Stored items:

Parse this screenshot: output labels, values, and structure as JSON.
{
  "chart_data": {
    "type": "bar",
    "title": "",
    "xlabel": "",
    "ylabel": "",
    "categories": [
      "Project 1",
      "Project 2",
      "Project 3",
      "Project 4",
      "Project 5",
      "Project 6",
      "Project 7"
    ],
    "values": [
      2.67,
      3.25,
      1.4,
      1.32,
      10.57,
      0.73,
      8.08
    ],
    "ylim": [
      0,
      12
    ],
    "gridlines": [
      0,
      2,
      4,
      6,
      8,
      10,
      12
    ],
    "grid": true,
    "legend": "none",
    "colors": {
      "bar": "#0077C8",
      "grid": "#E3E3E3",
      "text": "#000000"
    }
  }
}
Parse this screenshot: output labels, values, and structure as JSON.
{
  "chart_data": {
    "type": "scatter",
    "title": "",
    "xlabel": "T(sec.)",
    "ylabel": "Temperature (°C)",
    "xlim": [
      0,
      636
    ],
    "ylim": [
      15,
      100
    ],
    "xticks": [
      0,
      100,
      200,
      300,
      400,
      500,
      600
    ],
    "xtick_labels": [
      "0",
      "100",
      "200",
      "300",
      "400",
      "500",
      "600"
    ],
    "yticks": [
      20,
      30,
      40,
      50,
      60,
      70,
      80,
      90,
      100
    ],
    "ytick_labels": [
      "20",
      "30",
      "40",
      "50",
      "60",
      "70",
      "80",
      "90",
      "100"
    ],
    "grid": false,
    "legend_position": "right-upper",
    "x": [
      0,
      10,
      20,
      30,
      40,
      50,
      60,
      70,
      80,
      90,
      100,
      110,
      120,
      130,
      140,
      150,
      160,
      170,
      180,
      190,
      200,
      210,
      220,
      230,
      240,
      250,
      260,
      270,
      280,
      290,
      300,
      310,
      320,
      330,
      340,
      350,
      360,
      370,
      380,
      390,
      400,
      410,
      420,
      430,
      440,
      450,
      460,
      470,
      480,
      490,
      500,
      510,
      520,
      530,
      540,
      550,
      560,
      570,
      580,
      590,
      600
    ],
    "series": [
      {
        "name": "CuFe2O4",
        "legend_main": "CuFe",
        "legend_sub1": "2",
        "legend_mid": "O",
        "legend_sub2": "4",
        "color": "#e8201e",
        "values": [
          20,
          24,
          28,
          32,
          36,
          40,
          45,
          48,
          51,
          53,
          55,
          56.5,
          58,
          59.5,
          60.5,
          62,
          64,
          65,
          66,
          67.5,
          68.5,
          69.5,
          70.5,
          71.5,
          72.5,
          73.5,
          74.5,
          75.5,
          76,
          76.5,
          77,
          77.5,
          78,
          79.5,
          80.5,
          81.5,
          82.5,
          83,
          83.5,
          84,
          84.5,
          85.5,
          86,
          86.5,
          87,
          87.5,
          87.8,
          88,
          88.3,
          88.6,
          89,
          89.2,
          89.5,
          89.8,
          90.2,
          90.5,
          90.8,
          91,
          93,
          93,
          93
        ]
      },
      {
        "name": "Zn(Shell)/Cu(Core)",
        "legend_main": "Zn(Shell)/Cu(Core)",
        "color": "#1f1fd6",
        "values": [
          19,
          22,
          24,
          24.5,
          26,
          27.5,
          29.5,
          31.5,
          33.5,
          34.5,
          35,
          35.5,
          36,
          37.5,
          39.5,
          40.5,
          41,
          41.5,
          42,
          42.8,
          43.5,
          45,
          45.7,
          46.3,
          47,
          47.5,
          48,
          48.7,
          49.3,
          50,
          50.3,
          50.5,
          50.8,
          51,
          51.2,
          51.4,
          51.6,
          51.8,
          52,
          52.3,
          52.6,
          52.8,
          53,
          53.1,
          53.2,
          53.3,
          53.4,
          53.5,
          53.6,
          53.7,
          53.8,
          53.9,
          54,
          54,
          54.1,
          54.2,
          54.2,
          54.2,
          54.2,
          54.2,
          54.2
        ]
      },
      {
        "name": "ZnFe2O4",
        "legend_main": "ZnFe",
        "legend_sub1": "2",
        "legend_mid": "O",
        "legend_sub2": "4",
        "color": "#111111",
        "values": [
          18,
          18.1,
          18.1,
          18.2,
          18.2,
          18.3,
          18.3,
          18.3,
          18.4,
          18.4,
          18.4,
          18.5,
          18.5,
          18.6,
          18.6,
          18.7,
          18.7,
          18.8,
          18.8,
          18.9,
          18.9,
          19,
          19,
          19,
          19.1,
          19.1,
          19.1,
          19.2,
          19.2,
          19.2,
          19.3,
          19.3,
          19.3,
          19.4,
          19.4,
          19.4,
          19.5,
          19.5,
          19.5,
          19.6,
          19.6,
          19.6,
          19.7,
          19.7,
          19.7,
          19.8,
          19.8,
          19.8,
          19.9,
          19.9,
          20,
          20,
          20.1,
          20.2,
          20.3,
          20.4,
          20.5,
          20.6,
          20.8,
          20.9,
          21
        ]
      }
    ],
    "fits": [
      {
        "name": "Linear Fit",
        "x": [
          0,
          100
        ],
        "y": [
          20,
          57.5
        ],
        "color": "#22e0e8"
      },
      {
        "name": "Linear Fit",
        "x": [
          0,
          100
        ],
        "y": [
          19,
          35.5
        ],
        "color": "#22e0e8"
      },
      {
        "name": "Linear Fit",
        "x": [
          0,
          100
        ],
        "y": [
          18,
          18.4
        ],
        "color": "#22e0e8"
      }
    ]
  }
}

▶ **Exercise prompt**
Only a number is wanted: how many lines contain the word "Project"?

▶ **Reply**
7